[Data records]
━━━━━━━━━━━━━━━━

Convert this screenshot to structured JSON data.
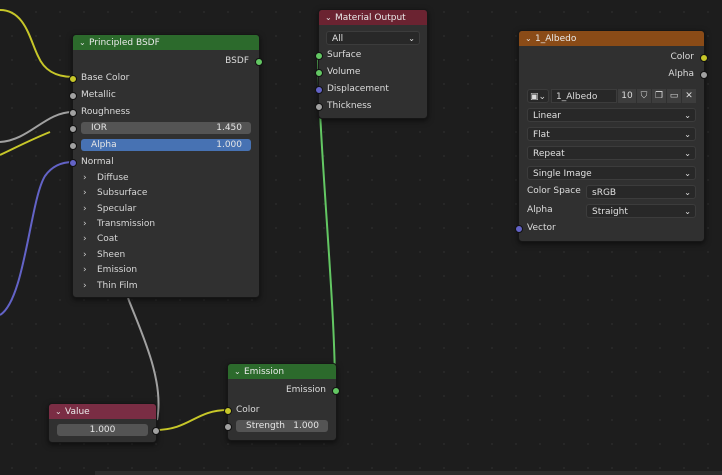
{
  "colors": {
    "background": "#1d1d1d",
    "shader_header": "#2c6a2c",
    "output_header": "#6b2331",
    "texture_header": "#8a4b17",
    "value_header": "#7a2d44",
    "socket_color": "#c7c729",
    "socket_shader": "#63c763",
    "socket_float": "#a1a1a1",
    "socket_vector": "#6363c7",
    "alpha_field": "#4772b3"
  },
  "principled": {
    "title": "Principled BSDF",
    "output": "BSDF",
    "inputs": {
      "base_color": "Base Color",
      "metallic": "Metallic",
      "roughness": "Roughness",
      "ior_label": "IOR",
      "ior_value": "1.450",
      "alpha_label": "Alpha",
      "alpha_value": "1.000",
      "normal": "Normal"
    },
    "panels": [
      "Diffuse",
      "Subsurface",
      "Specular",
      "Transmission",
      "Coat",
      "Sheen",
      "Emission",
      "Thin Film"
    ]
  },
  "material_output": {
    "title": "Material Output",
    "target": "All",
    "inputs": [
      "Surface",
      "Volume",
      "Displacement",
      "Thickness"
    ]
  },
  "image_texture": {
    "title": "1_Albedo",
    "outputs": {
      "color": "Color",
      "alpha": "Alpha"
    },
    "image_name": "1_Albedo",
    "users": "10",
    "interpolation": "Linear",
    "projection": "Flat",
    "extension": "Repeat",
    "source": "Single Image",
    "color_space_label": "Color Space",
    "color_space": "sRGB",
    "alpha_label": "Alpha",
    "alpha_mode": "Straight",
    "vector": "Vector"
  },
  "emission": {
    "title": "Emission",
    "output": "Emission",
    "color_label": "Color",
    "strength_label": "Strength",
    "strength_value": "1.000"
  },
  "value_node": {
    "title": "Value",
    "value": "1.000"
  },
  "icons": {
    "chevron": "chevron-down-icon",
    "panel": "chevron-right-icon",
    "image": "image-icon",
    "shield": "fake-user-icon",
    "new": "new-image-icon",
    "folder": "folder-icon",
    "close": "close-icon"
  }
}
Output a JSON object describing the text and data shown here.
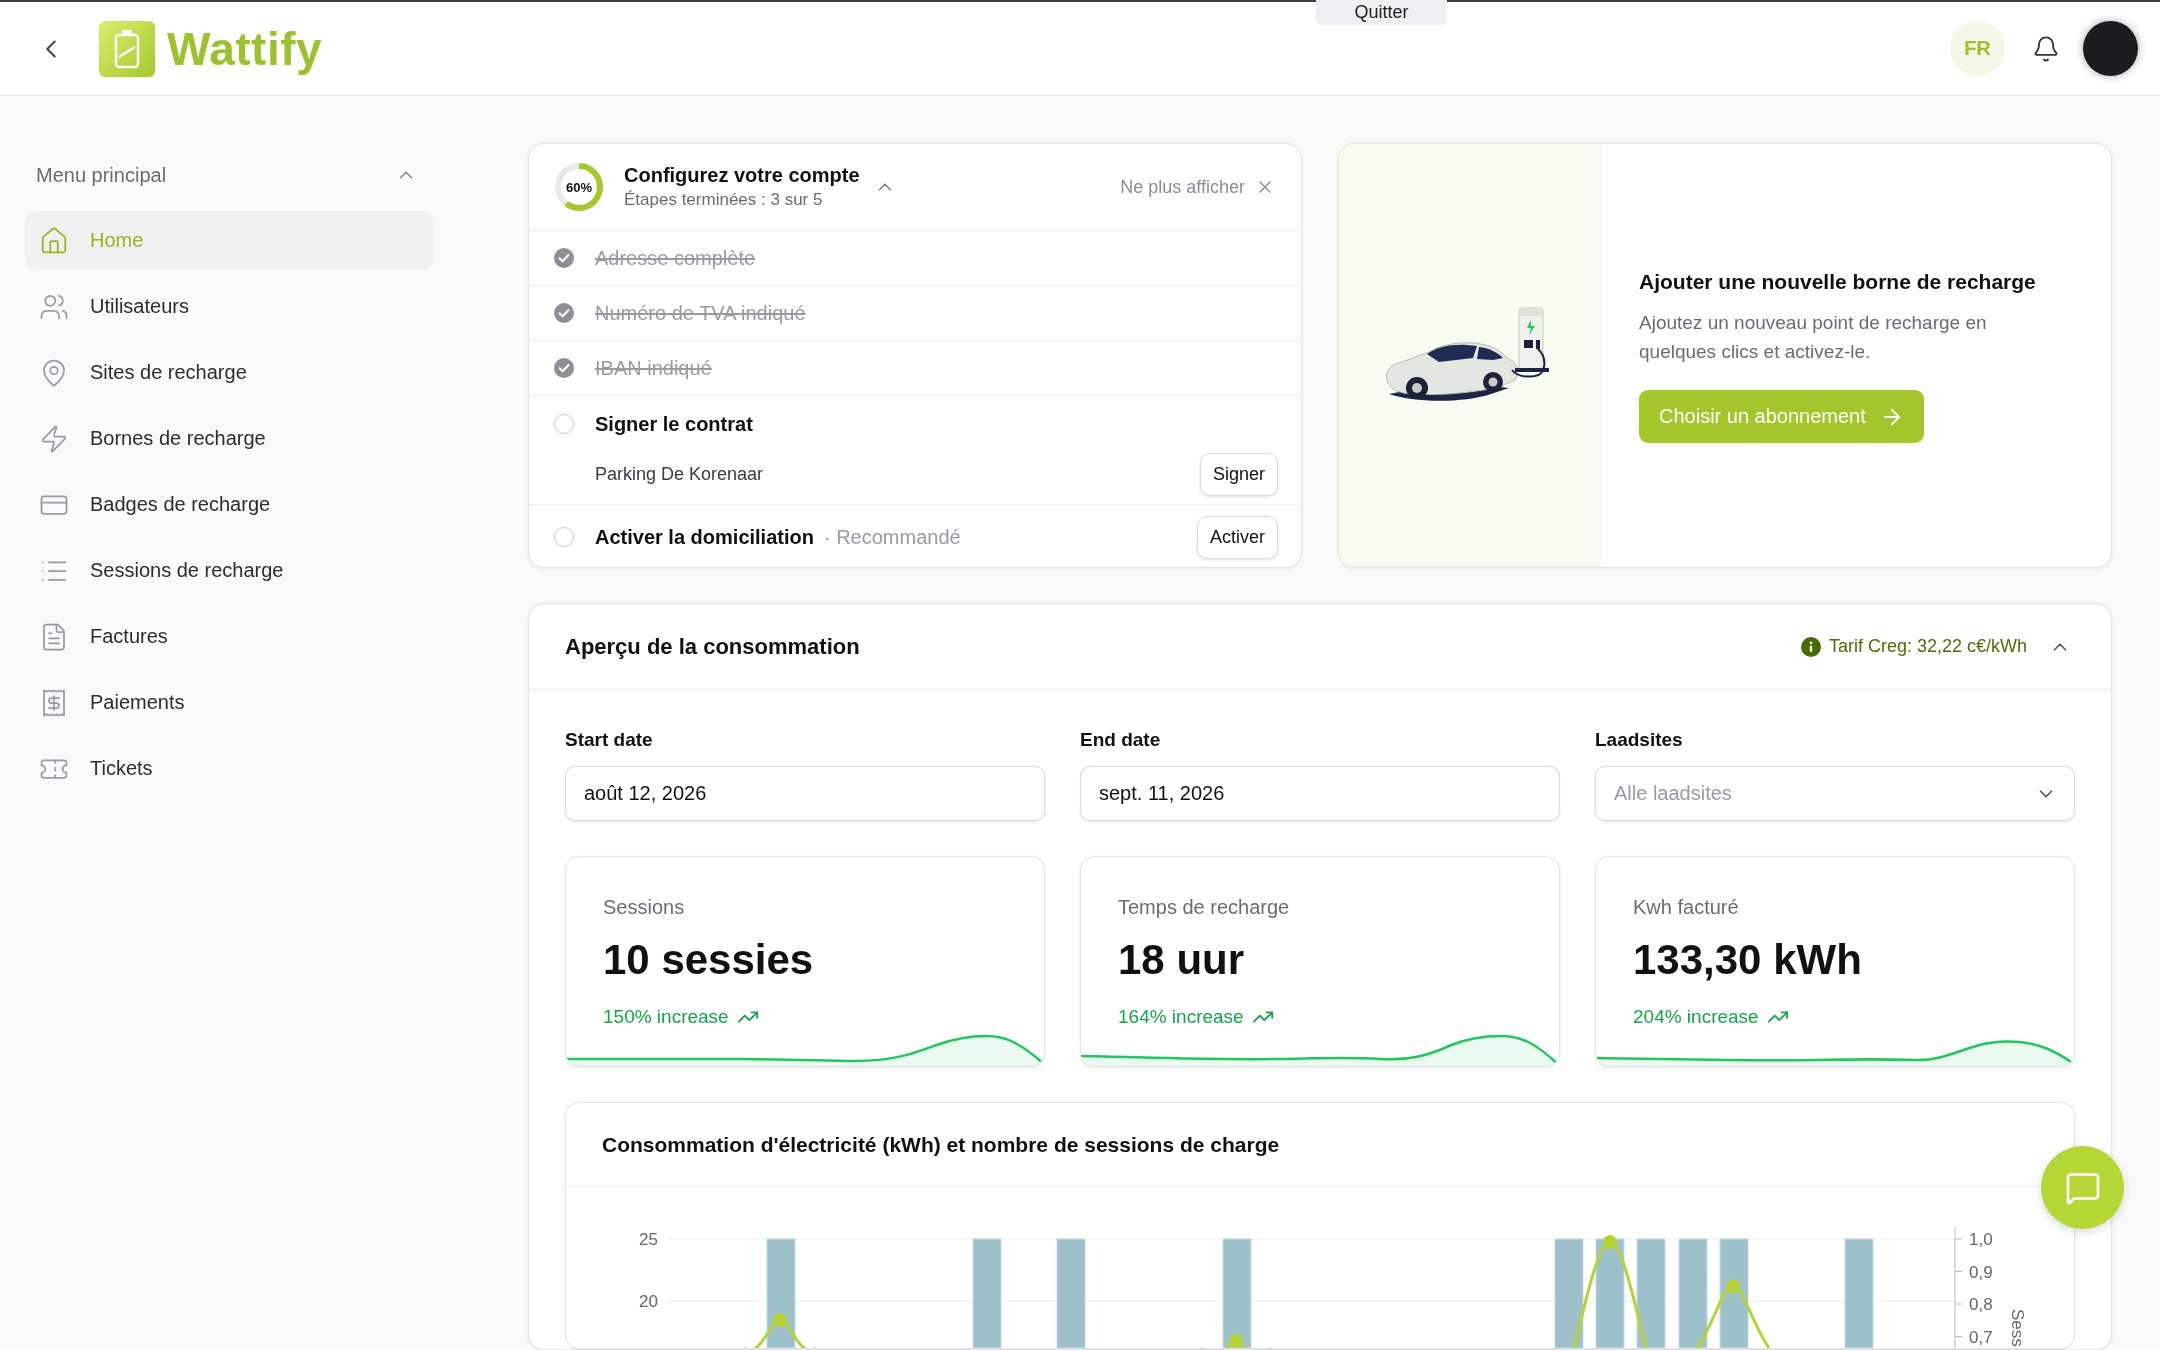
{
  "top_bar": {
    "logo": "Wattify",
    "banner_button": "Quitter",
    "language": "FR"
  },
  "sidebar": {
    "title": "Menu principal",
    "expanded": true,
    "items": [
      {
        "label": "Home",
        "selected": true
      },
      {
        "label": "Utilisateurs",
        "selected": false
      },
      {
        "label": "Sites de recharge",
        "selected": false
      },
      {
        "label": "Bornes de recharge",
        "selected": false
      },
      {
        "label": "Badges de recharge",
        "selected": false
      },
      {
        "label": "Sessions de recharge",
        "selected": false
      },
      {
        "label": "Factures",
        "selected": false
      },
      {
        "label": "Paiements",
        "selected": false
      },
      {
        "label": "Tickets",
        "selected": false
      }
    ]
  },
  "setup": {
    "progress": "60%",
    "level": 0.6,
    "title": "Configurez votre compte",
    "subtitle": "Étapes terminées : 3 sur 5",
    "expanded": true,
    "dismiss": "Ne plus afficher",
    "steps": [
      {
        "label": "Adresse complète",
        "checked": true
      },
      {
        "label": "Numéro de TVA indiqué",
        "checked": true
      },
      {
        "label": "IBAN indiqué",
        "checked": true
      },
      {
        "label": "Signer le contrat",
        "checked": false,
        "detail": "Parking De Korenaar",
        "action": "Signer"
      },
      {
        "label": "Activer la domiciliation",
        "checked": false,
        "note": "· Recommandé",
        "action": "Activer"
      }
    ]
  },
  "promo": {
    "title": "Ajouter une nouvelle borne de recharge",
    "text": "Ajoutez un nouveau point de recharge en quelques clics et activez-le.",
    "button": "Choisir un abonnement"
  },
  "consumption": {
    "title": "Aperçu de la consommation",
    "tariff": "Tarif Creg: 32,22 c€/kWh",
    "expanded": true,
    "filters": [
      {
        "label": "Start date",
        "kind": "date",
        "value": "août 12, 2026"
      },
      {
        "label": "End date",
        "kind": "date",
        "value": "sept. 11, 2026"
      },
      {
        "label": "Laadsites",
        "kind": "select",
        "placeholder": "Alle laadsites"
      }
    ],
    "stats": [
      {
        "label": "Sessions",
        "value": "10 sessies",
        "change": "150% increase"
      },
      {
        "label": "Temps de recharge",
        "value": "18 uur",
        "change": "164% increase"
      },
      {
        "label": "Kwh facturé",
        "value": "133,30 kWh",
        "change": "204% increase"
      }
    ],
    "chart": {
      "title": "Consommation d'électricité (kWh) et nombre de sessions de charge",
      "left_ticks": [
        "25",
        "20"
      ],
      "right_ticks": [
        "1,0",
        "0,9",
        "0,8",
        "0,7"
      ],
      "right_axis_title": "Sess"
    }
  }
}
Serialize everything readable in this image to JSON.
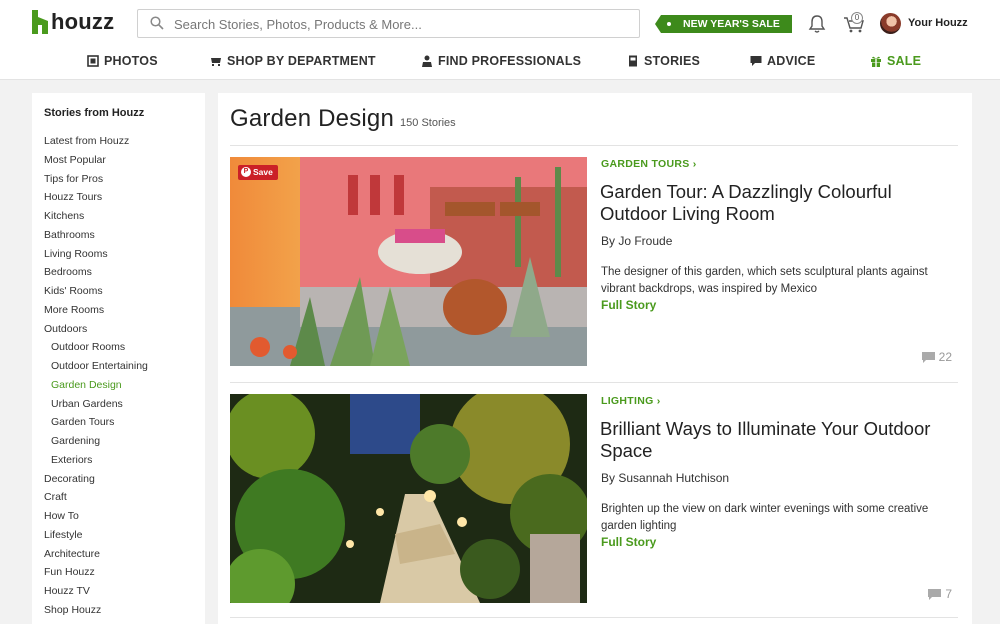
{
  "header": {
    "logo_text": "houzz",
    "search_placeholder": "Search Stories, Photos, Products & More...",
    "sale_badge": "NEW YEAR'S SALE",
    "cart_count": "0",
    "user_label": "Your Houzz",
    "accent_color": "#4a9a1d"
  },
  "nav": {
    "photos": "PHOTOS",
    "shop": "SHOP BY DEPARTMENT",
    "find_pros": "FIND PROFESSIONALS",
    "stories": "STORIES",
    "advice": "ADVICE",
    "sale": "SALE"
  },
  "sidebar": {
    "heading": "Stories from Houzz",
    "items": [
      {
        "label": "Latest from Houzz"
      },
      {
        "label": "Most Popular"
      },
      {
        "label": "Tips for Pros"
      },
      {
        "label": "Houzz Tours"
      },
      {
        "label": "Kitchens"
      },
      {
        "label": "Bathrooms"
      },
      {
        "label": "Living Rooms"
      },
      {
        "label": "Bedrooms"
      },
      {
        "label": "Kids' Rooms"
      },
      {
        "label": "More Rooms"
      },
      {
        "label": "Outdoors"
      },
      {
        "label": "Outdoor Rooms"
      },
      {
        "label": "Outdoor Entertaining"
      },
      {
        "label": "Garden Design"
      },
      {
        "label": "Urban Gardens"
      },
      {
        "label": "Garden Tours"
      },
      {
        "label": "Gardening"
      },
      {
        "label": "Exteriors"
      },
      {
        "label": "Decorating"
      },
      {
        "label": "Craft"
      },
      {
        "label": "How To"
      },
      {
        "label": "Lifestyle"
      },
      {
        "label": "Architecture"
      },
      {
        "label": "Fun Houzz"
      },
      {
        "label": "Houzz TV"
      },
      {
        "label": "Shop Houzz"
      }
    ]
  },
  "main": {
    "title": "Garden Design",
    "story_count": "150 Stories",
    "stories": [
      {
        "category": "GARDEN TOURS ›",
        "title": "Garden Tour: A Dazzlingly Colourful Outdoor Living Room",
        "byline": "By Jo Froude",
        "description": "The designer of this garden, which sets sculptural plants against vibrant backdrops, was inspired by Mexico",
        "cta": "Full Story",
        "comments": "22",
        "save_label": "Save"
      },
      {
        "category": "LIGHTING ›",
        "title": "Brilliant Ways to Illuminate Your Outdoor Space",
        "byline": "By Susannah Hutchison",
        "description": "Brighten up the view on dark winter evenings with some creative garden lighting",
        "cta": "Full Story",
        "comments": "7"
      }
    ]
  }
}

━━━━━━━━━━━━━━━━

Requirement - Quote the preceding listing precisely and completely, omitting its images.

Finished exercise -
Convert this screenshot to structured JSON data.
{
  "colors": {
    "background": "#1d1d1d",
    "shader_header": "#2c6a2c",
    "output_header": "#6b2331",
    "texture_header": "#8a4b17",
    "value_header": "#7a2d44",
    "socket_color": "#c7c729",
    "socket_shader": "#63c763",
    "socket_float": "#a1a1a1",
    "socket_vector": "#6363c7",
    "alpha_field": "#4772b3"
  },
  "principled": {
    "title": "Principled BSDF",
    "output": "BSDF",
    "inputs": {
      "base_color": "Base Color",
      "metallic": "Metallic",
      "roughness": "Roughness",
      "ior_label": "IOR",
      "ior_value": "1.450",
      "alpha_label": "Alpha",
      "alpha_value": "1.000",
      "normal": "Normal"
    },
    "panels": [
      "Diffuse",
      "Subsurface",
      "Specular",
      "Transmission",
      "Coat",
      "Sheen",
      "Emission",
      "Thin Film"
    ]
  },
  "material_output": {
    "title": "Material Output",
    "target": "All",
    "inputs": [
      "Surface",
      "Volume",
      "Displacement",
      "Thickness"
    ]
  },
  "image_texture": {
    "title": "1_Albedo",
    "outputs": {
      "color": "Color",
      "alpha": "Alpha"
    },
    "image_name": "1_Albedo",
    "users": "10",
    "interpolation": "Linear",
    "projection": "Flat",
    "extension": "Repeat",
    "source": "Single Image",
    "color_space_label": "Color Space",
    "color_space": "sRGB",
    "alpha_label": "Alpha",
    "alpha_mode": "Straight",
    "vector": "Vector"
  },
  "emission": {
    "title": "Emission",
    "output": "Emission",
    "color_label": "Color",
    "strength_label": "Strength",
    "strength_value": "1.000"
  },
  "value_node": {
    "title": "Value",
    "value": "1.000"
  },
  "icons": {
    "chevron": "chevron-down-icon",
    "panel": "chevron-right-icon",
    "image": "image-icon",
    "shield": "fake-user-icon",
    "new": "new-image-icon",
    "folder": "folder-icon",
    "close": "close-icon"
  }
}
Output a JSON object describing the text and data shown here.
{
  "top_bar": {
    "logo": "Wattify",
    "banner_button": "Quitter",
    "language": "FR"
  },
  "sidebar": {
    "title": "Menu principal",
    "expanded": true,
    "items": [
      {
        "label": "Home",
        "selected": true
      },
      {
        "label": "Utilisateurs",
        "selected": false
      },
      {
        "label": "Sites de recharge",
        "selected": false
      },
      {
        "label": "Bornes de recharge",
        "selected": false
      },
      {
        "label": "Badges de recharge",
        "selected": false
      },
      {
        "label": "Sessions de recharge",
        "selected": false
      },
      {
        "label": "Factures",
        "selected": false
      },
      {
        "label": "Paiements",
        "selected": false
      },
      {
        "label": "Tickets",
        "selected": false
      }
    ]
  },
  "setup": {
    "progress": "60%",
    "level": 0.6,
    "title": "Configurez votre compte",
    "subtitle": "Étapes terminées : 3 sur 5",
    "expanded": true,
    "dismiss": "Ne plus afficher",
    "steps": [
      {
        "label": "Adresse complète",
        "checked": true
      },
      {
        "label": "Numéro de TVA indiqué",
        "checked": true
      },
      {
        "label": "IBAN indiqué",
        "checked": true
      },
      {
        "label": "Signer le contrat",
        "checked": false,
        "detail": "Parking De Korenaar",
        "action": "Signer"
      },
      {
        "label": "Activer la domiciliation",
        "checked": false,
        "note": "· Recommandé",
        "action": "Activer"
      }
    ]
  },
  "promo": {
    "title": "Ajouter une nouvelle borne de recharge",
    "text": "Ajoutez un nouveau point de recharge en quelques clics et activez-le.",
    "button": "Choisir un abonnement"
  },
  "consumption": {
    "title": "Aperçu de la consommation",
    "tariff": "Tarif Creg: 32,22 c€/kWh",
    "expanded": true,
    "filters": [
      {
        "label": "Start date",
        "kind": "date",
        "value": "août 12, 2026"
      },
      {
        "label": "End date",
        "kind": "date",
        "value": "sept. 11, 2026"
      },
      {
        "label": "Laadsites",
        "kind": "select",
        "placeholder": "Alle laadsites"
      }
    ],
    "stats": [
      {
        "label": "Sessions",
        "value": "10 sessies",
        "change": "150% increase"
      },
      {
        "label": "Temps de recharge",
        "value": "18 uur",
        "change": "164% increase"
      },
      {
        "label": "Kwh facturé",
        "value": "133,30 kWh",
        "change": "204% increase"
      }
    ],
    "chart": {
      "title": "Consommation d'électricité (kWh) et nombre de sessions de charge",
      "left_ticks": [
        "25",
        "20"
      ],
      "right_ticks": [
        "1,0",
        "0,9",
        "0,8",
        "0,7"
      ],
      "right_axis_title": "Sess"
    }
  }
}
Serialize everything readable in this image to JSON.
{
  "header": {
    "logo_text": "houzz",
    "search_placeholder": "Search Stories, Photos, Products & More...",
    "sale_badge": "NEW YEAR'S SALE",
    "cart_count": "0",
    "user_label": "Your Houzz",
    "accent_color": "#4a9a1d"
  },
  "nav": {
    "photos": "PHOTOS",
    "shop": "SHOP BY DEPARTMENT",
    "find_pros": "FIND PROFESSIONALS",
    "stories": "STORIES",
    "advice": "ADVICE",
    "sale": "SALE"
  },
  "sidebar": {
    "heading": "Stories from Houzz",
    "items": [
      {
        "label": "Latest from Houzz"
      },
      {
        "label": "Most Popular"
      },
      {
        "label": "Tips for Pros"
      },
      {
        "label": "Houzz Tours"
      },
      {
        "label": "Kitchens"
      },
      {
        "label": "Bathrooms"
      },
      {
        "label": "Living Rooms"
      },
      {
        "label": "Bedrooms"
      },
      {
        "label": "Kids' Rooms"
      },
      {
        "label": "More Rooms"
      },
      {
        "label": "Outdoors"
      },
      {
        "label": "Outdoor Rooms"
      },
      {
        "label": "Outdoor Entertaining"
      },
      {
        "label": "Garden Design"
      },
      {
        "label": "Urban Gardens"
      },
      {
        "label": "Garden Tours"
      },
      {
        "label": "Gardening"
      },
      {
        "label": "Exteriors"
      },
      {
        "label": "Decorating"
      },
      {
        "label": "Craft"
      },
      {
        "label": "How To"
      },
      {
        "label": "Lifestyle"
      },
      {
        "label": "Architecture"
      },
      {
        "label": "Fun Houzz"
      },
      {
        "label": "Houzz TV"
      },
      {
        "label": "Shop Houzz"
      }
    ]
  },
  "main": {
    "title": "Garden Design",
    "story_count": "150 Stories",
    "stories": [
      {
        "category": "GARDEN TOURS ›",
        "title": "Garden Tour: A Dazzlingly Colourful Outdoor Living Room",
        "byline": "By Jo Froude",
        "description": "The designer of this garden, which sets sculptural plants against vibrant backdrops, was inspired by Mexico",
        "cta": "Full Story",
        "comments": "22",
        "save_label": "Save"
      },
      {
        "category": "LIGHTING ›",
        "title": "Brilliant Ways to Illuminate Your Outdoor Space",
        "byline": "By Susannah Hutchison",
        "description": "Brighten up the view on dark winter evenings with some creative garden lighting",
        "cta": "Full Story",
        "comments": "7"
      }
    ]
  }
}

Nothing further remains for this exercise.